(Data items)
— Start —
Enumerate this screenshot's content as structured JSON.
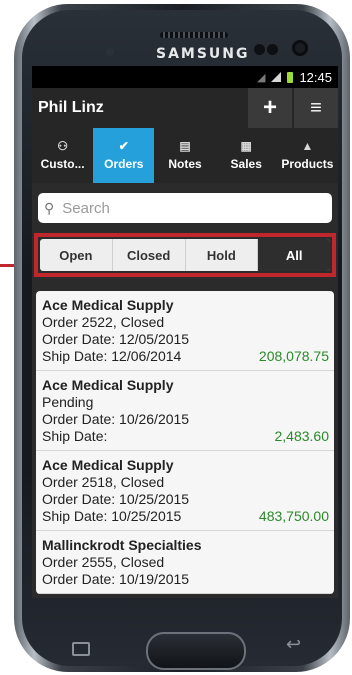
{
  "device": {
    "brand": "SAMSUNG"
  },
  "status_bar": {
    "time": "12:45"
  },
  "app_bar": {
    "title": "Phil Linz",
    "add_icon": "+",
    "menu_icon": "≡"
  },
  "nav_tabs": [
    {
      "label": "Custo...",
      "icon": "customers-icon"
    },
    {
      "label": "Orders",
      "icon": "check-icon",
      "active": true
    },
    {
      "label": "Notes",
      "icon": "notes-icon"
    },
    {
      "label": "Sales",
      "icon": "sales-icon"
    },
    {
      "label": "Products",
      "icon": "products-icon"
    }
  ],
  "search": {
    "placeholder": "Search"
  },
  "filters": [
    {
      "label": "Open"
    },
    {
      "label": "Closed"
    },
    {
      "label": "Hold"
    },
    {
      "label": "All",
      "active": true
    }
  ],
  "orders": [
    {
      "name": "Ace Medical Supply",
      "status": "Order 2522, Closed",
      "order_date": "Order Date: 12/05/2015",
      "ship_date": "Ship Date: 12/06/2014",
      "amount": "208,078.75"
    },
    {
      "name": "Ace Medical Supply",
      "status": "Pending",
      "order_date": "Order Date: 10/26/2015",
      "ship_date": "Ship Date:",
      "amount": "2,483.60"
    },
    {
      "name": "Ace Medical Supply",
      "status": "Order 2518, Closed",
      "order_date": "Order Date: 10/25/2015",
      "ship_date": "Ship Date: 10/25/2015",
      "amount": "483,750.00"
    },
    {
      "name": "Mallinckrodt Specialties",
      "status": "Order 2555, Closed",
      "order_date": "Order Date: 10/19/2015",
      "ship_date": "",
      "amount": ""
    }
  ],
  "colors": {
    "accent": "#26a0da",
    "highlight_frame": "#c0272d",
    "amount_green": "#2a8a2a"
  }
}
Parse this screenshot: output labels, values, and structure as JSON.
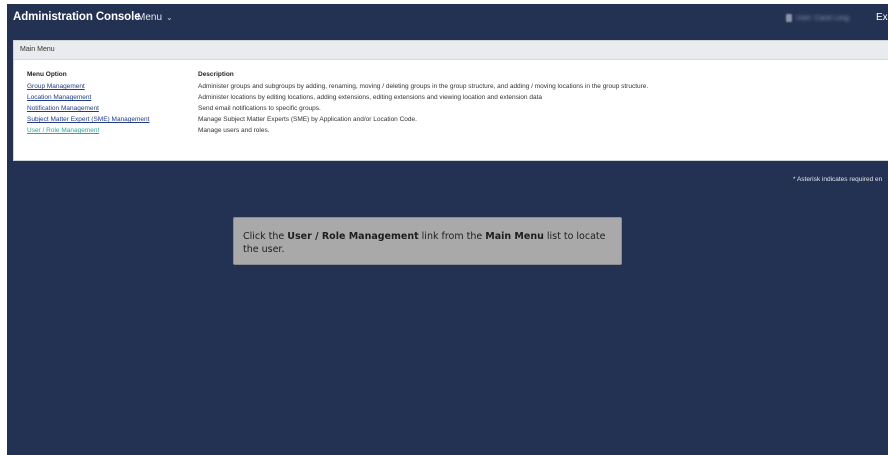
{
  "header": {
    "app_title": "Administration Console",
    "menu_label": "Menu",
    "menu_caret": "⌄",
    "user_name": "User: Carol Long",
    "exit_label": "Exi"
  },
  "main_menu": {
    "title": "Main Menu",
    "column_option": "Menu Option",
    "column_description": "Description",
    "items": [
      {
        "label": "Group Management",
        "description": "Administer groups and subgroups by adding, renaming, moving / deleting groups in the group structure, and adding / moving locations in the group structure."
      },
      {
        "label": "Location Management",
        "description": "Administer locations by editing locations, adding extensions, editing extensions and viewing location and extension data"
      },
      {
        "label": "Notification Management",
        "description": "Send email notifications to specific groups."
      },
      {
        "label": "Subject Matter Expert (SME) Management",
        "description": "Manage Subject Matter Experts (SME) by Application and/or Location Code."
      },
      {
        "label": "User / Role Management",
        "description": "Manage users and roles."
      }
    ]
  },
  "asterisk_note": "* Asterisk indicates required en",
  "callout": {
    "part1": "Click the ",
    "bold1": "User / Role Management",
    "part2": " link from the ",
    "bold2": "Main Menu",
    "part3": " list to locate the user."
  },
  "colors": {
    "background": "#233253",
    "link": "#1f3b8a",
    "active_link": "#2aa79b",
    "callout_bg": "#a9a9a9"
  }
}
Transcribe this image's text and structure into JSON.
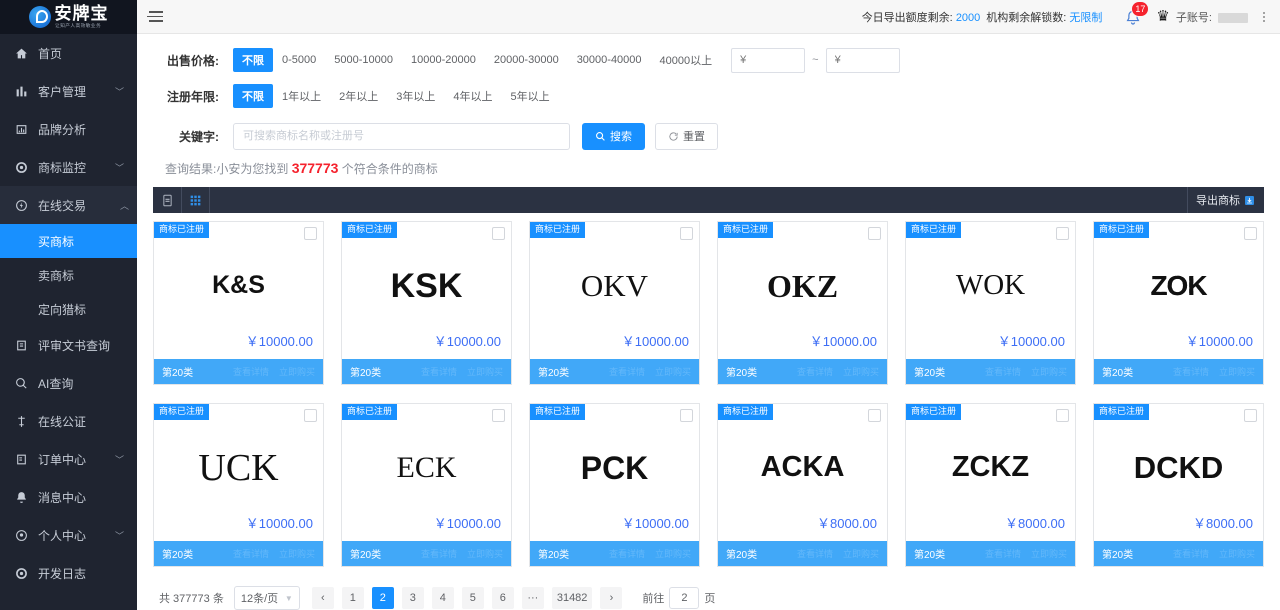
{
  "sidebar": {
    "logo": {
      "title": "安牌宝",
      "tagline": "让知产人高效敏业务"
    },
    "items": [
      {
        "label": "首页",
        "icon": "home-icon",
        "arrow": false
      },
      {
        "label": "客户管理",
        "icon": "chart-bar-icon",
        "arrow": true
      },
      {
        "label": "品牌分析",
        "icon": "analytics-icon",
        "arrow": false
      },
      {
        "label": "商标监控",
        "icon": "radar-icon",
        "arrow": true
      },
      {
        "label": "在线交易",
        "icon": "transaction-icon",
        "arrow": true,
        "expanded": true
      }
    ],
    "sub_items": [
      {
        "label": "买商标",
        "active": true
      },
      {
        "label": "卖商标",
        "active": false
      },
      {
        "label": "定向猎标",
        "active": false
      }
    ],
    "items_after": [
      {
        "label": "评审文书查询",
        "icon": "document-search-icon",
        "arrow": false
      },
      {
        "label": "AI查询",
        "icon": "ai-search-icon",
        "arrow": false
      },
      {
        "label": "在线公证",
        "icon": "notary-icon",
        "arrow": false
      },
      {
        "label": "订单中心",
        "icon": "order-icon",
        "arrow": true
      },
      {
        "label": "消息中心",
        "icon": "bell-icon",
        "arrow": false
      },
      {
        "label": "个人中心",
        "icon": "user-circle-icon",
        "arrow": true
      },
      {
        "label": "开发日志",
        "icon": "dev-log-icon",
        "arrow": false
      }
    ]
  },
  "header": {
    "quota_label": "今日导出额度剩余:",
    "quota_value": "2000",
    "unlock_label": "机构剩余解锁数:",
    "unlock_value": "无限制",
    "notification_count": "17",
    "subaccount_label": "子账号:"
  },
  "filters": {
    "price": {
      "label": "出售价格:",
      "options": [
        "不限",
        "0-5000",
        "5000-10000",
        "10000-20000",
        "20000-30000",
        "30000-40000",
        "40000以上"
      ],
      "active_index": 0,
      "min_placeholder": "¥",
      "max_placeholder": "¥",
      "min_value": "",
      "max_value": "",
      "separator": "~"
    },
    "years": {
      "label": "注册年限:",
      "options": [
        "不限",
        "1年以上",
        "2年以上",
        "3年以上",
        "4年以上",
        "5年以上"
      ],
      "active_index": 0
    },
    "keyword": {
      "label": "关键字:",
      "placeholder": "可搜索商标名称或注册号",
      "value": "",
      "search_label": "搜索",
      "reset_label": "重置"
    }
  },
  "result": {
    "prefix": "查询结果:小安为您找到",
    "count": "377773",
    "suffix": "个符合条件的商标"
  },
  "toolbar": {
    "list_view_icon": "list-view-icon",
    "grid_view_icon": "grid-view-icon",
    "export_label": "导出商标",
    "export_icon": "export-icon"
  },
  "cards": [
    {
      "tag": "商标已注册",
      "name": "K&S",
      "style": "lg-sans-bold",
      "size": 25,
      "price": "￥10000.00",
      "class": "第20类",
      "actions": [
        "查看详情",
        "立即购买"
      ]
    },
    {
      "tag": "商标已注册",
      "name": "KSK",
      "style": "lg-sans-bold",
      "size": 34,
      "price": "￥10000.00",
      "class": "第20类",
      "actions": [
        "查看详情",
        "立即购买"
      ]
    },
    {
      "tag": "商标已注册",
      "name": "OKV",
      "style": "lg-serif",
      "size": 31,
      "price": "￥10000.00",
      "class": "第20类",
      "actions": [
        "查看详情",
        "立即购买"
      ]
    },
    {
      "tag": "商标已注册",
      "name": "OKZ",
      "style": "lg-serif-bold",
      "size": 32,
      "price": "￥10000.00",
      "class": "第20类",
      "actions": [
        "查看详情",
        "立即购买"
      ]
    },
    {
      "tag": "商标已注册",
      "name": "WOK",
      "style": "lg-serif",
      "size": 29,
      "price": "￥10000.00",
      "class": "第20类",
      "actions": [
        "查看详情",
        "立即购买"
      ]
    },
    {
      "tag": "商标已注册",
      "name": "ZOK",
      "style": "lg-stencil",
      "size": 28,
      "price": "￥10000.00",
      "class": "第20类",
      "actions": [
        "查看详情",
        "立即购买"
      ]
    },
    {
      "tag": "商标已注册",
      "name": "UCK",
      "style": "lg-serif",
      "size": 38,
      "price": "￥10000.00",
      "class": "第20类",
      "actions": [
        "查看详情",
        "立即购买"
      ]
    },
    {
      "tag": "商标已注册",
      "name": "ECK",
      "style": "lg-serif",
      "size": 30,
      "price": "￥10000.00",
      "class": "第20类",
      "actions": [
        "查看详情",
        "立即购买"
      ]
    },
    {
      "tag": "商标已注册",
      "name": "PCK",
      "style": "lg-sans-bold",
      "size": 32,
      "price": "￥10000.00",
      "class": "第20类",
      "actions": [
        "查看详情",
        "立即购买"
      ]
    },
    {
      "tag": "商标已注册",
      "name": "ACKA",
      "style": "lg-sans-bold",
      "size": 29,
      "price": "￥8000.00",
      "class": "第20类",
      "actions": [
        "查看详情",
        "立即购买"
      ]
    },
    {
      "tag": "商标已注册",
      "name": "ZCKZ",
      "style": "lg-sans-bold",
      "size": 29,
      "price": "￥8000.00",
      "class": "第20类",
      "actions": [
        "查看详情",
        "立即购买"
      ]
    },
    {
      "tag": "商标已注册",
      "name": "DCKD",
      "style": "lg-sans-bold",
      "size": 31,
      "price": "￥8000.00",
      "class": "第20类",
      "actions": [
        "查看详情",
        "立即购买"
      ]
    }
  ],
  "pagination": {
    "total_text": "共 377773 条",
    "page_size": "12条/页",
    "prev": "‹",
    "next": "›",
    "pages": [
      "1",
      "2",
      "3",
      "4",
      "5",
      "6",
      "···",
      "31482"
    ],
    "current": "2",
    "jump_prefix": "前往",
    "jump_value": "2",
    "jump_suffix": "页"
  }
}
— End —
Directions for this task
Copy all lines from the entries that contain the word "Closed".

Solution below
      "label": "Closed"
      "status": "Order 2522, Closed",
      "status": "Order 2518, Closed",
      "status": "Order 2555, Closed",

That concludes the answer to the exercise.